## Tasks:
**A)** Can you write out the Smartsheet review word for word, from "Smartsheet itself hasn't" up to and including "functions and automation."?
**B)** Could you pick up the Smartsheet review where it stops and carry it on?

## Document extract:
BEGIN
What other advice do I have?
Smartsheet itself hasn't been around for that long. They started engaging in bigger firms and contracts in 2018, but before that, they were very much just a startup in Seattle. Basically, what they built was a great solution for collaborating with cross-functional teams and global teams, securely. They're still a little bit behind on some stuff that they could do, but they've brought in just about all of the functionality that you can do in Excel as far as major functions and automation.
My advice to anyone looking into using Smartsheet is if you want to jump into Smartsheet, you need to have a background in Excel, have project management skills, and try to understand rules, processes, and how you want the system to be started, and set up. When you start connecting things and start sending records from one person to another through email or through whatever source you do, if you're not going to use APIs and you're not going to use anything extra, and you're just using an out-of-the-box solution, then you really need Smartsheet to be set up and understand it truly. A lot of Smartsheet training needs to be put into place.
My rating for Smartsheet, even with all its setbacks, is a nine or a ten. I would probably rate it a nine just because of the money scheming part of it. I'm not happy with that, because it doesn't feel so ethical if you're a small business and you're wanting to expand. Otherwise, I don't even like looking at Excel as much as I used to because Smartsheet has so many additional automation features. For example, you can connect it to power BI just like you can Excel, but it does it differently. You can connect it through an API, or you can connect it to Jira.
There are so many connections that you can make to Smartsheet, and you can target the data and move the data out so that you don't get that cap. Otherwise, it's a great solution for opening up communication channels, for helping cross-functional teams work, for example, when one's gone, the other one's there, and the work is accelerated to market. You're saving your company millions of dollars by being able to have this open communication channel that's different from other systems. You won't be needing email or anything else, because you'll just need your team, so I think Smartsheet is a great solution.
END
## Dataset records:
BEGIN
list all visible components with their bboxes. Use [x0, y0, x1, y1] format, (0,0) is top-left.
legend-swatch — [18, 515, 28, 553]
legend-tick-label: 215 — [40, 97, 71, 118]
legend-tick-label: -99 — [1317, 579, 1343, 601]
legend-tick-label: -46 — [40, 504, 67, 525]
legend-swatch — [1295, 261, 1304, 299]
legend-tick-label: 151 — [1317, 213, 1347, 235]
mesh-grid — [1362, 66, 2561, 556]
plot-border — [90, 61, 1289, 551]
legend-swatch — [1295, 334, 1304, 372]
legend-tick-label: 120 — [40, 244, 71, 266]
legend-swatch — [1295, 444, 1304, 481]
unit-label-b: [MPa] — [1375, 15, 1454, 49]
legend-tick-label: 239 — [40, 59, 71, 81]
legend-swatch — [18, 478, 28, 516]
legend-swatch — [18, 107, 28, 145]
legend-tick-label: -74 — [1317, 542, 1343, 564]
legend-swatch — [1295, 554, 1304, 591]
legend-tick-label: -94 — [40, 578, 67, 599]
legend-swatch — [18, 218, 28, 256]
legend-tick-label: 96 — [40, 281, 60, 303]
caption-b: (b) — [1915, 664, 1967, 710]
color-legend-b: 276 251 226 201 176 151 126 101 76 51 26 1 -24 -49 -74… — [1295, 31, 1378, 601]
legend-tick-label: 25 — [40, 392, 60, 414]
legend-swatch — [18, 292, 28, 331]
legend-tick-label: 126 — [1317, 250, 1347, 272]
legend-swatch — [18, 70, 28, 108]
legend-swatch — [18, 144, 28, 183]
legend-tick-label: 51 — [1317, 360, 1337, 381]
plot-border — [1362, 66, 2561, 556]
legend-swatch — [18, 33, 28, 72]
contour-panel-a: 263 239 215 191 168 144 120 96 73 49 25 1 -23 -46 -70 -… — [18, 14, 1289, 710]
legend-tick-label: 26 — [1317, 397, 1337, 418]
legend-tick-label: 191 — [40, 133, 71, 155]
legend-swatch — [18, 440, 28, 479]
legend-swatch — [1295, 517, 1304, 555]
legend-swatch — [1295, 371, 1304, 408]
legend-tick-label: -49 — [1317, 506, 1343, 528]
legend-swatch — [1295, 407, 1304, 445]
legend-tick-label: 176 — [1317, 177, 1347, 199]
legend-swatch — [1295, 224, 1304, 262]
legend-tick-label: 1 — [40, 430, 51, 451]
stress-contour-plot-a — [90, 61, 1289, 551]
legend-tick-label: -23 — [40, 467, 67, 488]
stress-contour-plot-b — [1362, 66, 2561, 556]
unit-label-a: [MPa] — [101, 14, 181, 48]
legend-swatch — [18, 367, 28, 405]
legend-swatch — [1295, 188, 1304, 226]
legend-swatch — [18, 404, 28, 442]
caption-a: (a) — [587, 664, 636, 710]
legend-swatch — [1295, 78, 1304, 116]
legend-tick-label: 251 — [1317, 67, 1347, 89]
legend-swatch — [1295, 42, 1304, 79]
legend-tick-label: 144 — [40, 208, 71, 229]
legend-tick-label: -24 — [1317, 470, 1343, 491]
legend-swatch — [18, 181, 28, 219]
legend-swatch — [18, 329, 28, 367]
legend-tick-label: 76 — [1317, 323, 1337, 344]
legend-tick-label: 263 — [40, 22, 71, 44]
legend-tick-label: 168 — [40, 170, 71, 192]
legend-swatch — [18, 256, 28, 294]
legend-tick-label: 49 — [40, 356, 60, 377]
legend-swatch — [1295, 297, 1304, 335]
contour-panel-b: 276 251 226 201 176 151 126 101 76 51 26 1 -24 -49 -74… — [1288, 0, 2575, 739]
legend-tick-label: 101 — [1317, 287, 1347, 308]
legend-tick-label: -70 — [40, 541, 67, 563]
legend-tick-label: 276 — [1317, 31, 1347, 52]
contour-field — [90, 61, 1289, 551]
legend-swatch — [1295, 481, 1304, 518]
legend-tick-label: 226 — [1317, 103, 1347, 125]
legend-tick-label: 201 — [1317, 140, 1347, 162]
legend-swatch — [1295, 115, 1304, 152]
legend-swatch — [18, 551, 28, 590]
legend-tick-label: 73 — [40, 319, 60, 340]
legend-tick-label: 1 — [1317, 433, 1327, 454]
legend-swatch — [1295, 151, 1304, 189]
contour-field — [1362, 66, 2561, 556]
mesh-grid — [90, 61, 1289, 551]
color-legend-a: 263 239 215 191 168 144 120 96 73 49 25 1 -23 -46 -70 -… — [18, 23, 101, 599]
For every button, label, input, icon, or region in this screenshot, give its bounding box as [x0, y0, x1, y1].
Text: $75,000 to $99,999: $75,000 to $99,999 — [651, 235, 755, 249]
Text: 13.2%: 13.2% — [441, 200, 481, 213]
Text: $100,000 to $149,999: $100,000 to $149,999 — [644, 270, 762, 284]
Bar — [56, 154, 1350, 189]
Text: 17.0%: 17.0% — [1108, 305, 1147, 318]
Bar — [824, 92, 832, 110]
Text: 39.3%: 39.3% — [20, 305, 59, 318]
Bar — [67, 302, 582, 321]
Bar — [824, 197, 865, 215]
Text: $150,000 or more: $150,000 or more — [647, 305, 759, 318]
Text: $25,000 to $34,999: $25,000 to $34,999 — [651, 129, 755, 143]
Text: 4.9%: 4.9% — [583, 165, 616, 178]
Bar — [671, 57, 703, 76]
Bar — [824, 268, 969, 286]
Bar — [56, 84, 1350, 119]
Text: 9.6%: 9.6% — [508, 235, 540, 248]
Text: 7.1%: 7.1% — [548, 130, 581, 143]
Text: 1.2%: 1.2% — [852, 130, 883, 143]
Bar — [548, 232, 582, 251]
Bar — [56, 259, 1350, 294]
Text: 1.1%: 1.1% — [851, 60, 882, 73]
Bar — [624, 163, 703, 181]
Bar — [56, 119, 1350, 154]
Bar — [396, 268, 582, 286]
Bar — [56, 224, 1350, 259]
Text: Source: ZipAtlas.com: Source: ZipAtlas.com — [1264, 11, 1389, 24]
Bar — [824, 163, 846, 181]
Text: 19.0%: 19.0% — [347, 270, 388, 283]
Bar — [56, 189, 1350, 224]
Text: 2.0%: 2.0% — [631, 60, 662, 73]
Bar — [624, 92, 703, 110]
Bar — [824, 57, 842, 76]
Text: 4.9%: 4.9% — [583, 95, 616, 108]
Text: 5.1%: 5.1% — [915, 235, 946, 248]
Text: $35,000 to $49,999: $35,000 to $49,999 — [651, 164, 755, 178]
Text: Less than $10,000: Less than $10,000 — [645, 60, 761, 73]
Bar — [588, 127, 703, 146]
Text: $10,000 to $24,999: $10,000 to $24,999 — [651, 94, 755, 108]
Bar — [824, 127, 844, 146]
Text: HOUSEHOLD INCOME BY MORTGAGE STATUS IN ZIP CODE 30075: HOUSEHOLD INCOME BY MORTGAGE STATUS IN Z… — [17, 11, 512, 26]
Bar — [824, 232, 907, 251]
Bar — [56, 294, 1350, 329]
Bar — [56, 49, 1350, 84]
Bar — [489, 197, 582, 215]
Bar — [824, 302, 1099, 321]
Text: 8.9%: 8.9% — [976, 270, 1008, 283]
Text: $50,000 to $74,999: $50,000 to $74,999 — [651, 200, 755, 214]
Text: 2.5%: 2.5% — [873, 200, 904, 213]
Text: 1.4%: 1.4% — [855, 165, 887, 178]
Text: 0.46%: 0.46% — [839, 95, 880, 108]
END
## Answers given:
**A)**
Smartsheet itself hasn't been around for that long. They started engaging in bigger firms and contracts in 2018, but before that, they were very much just a startup in Seattle. Basically, what they built was a great solution for collaborating with cross-functional teams and global teams, securely. They're still a little bit behind on some stuff that they could do, but they've brought in just about all of the functionality that you can do in Excel as far as major functions and automation.

**B)**
It's very robust if you know how to use it, but that's the kicker: you have to learn how to use it. The best training that they offer is the advanced university training, and that requires a license, and then you have to pay an additional $199 for that, but you do get your PUs, and you get additional ones you can use for your PMI certification, particularly for the next certification and to keep your certification valid.
There are a lot of good things about Smartsheet, but the idea of it is amazing. If they get it together, it can be the best solution. They really wouldn't need the $20,000 control center if they just made it a robust solution and provided it, and then just charged everybody the nominal fee to use it, for example, to Microsoft as a different model of charging people. I think that would be better because then they could focus their efforts more on those enhancements that are needed. Otherwise, Smartsheet is a really good concept. It's a really good idea.
Disclosure: My company does not have a business relationship with this vendor other than being a customer.